— start Page extract —

New Testament Glossary
AGAPE LOVE: New Testament writers present us with three Greek words that convey the human emotion of love:
The following Greek words do not appear in the New Testament, as a verb or noun.
ANABAPTISM: A Christian movement tracing its origins to the Reformation, predicated on finding no clear scriptural basis for infant baptism. Adherents believed that only adults were capable of repenting. Rebaptism actually describes those who were originally baptized as infants and then accepted the second baptism.
ANNO DOMINI (A.D.): Latin term for Year of the Lord, in this case being Jesus. Recently, modernists have replaced this term with "Common Era" (C.E.)
APOCRYPHAL: Biblical literature so designated because of their unknown authorship, doubtful authenticity, or spurious origins. They are not included in most Protestant Bibles. New Testament scholars prefer the term pseudepigrapha (falsely inscribed).
APOSTASY: (Greek apo, "away from" + stasis "standing") refers to the formal abandonment of one's religious beliefs.

— end Page extract —
— start Provided material —

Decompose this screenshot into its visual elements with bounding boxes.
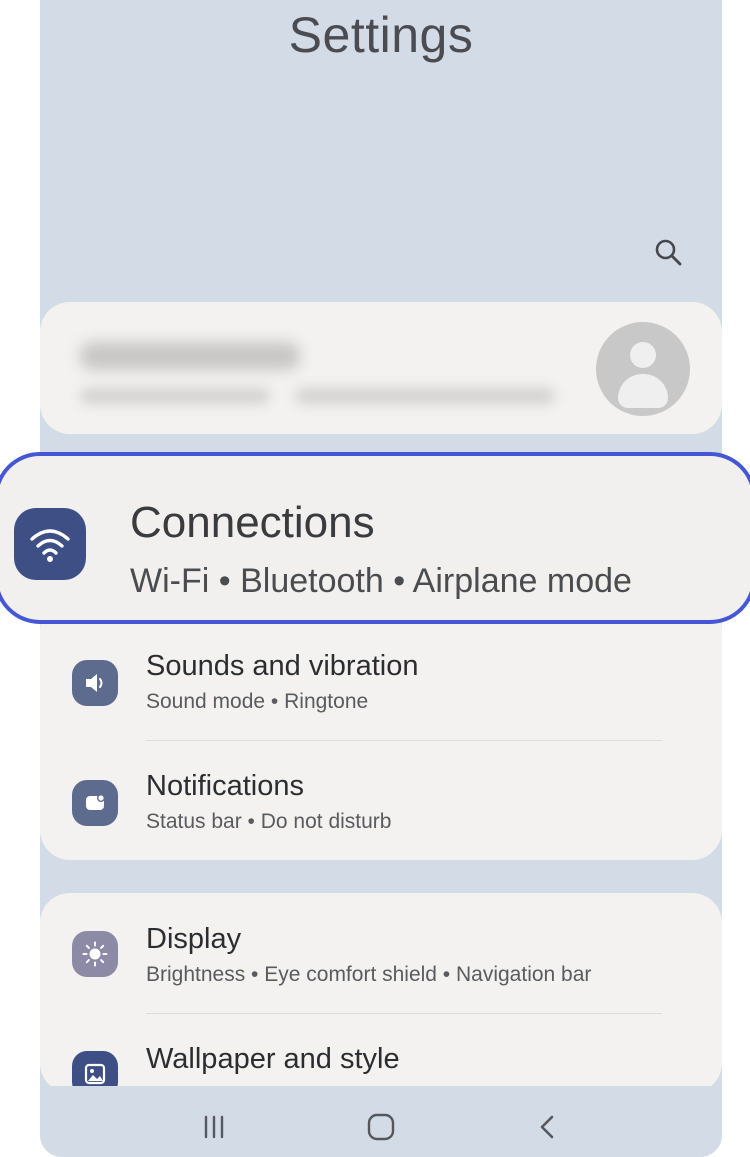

— end Provided material —
— start Provided material —

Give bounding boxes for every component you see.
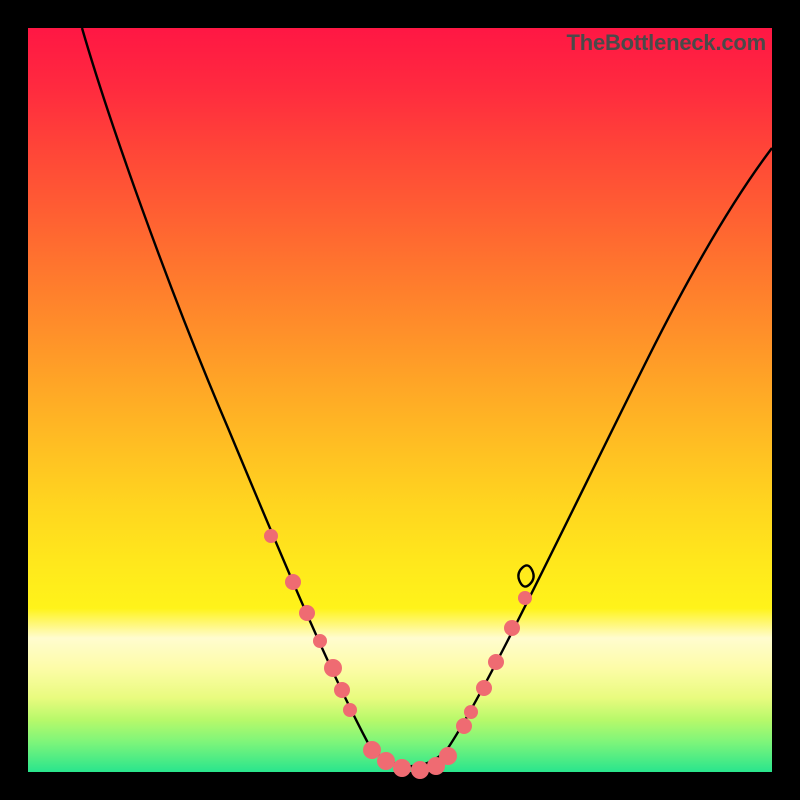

— end Provided material —

_Goal of the exercise_
Print the part of the New Testament glossary between "APOCRYPHAL: Biblical literature" and "pseudepigrapha (falsely inscribed).", inclusive, word for word.

_Answer in full_
APOCRYPHAL: Biblical literature so designated because of their unknown authorship, doubtful authenticity, or spurious origins. They are not included in most Protestant Bibles. New Testament scholars prefer the term pseudepigrapha (falsely inscribed).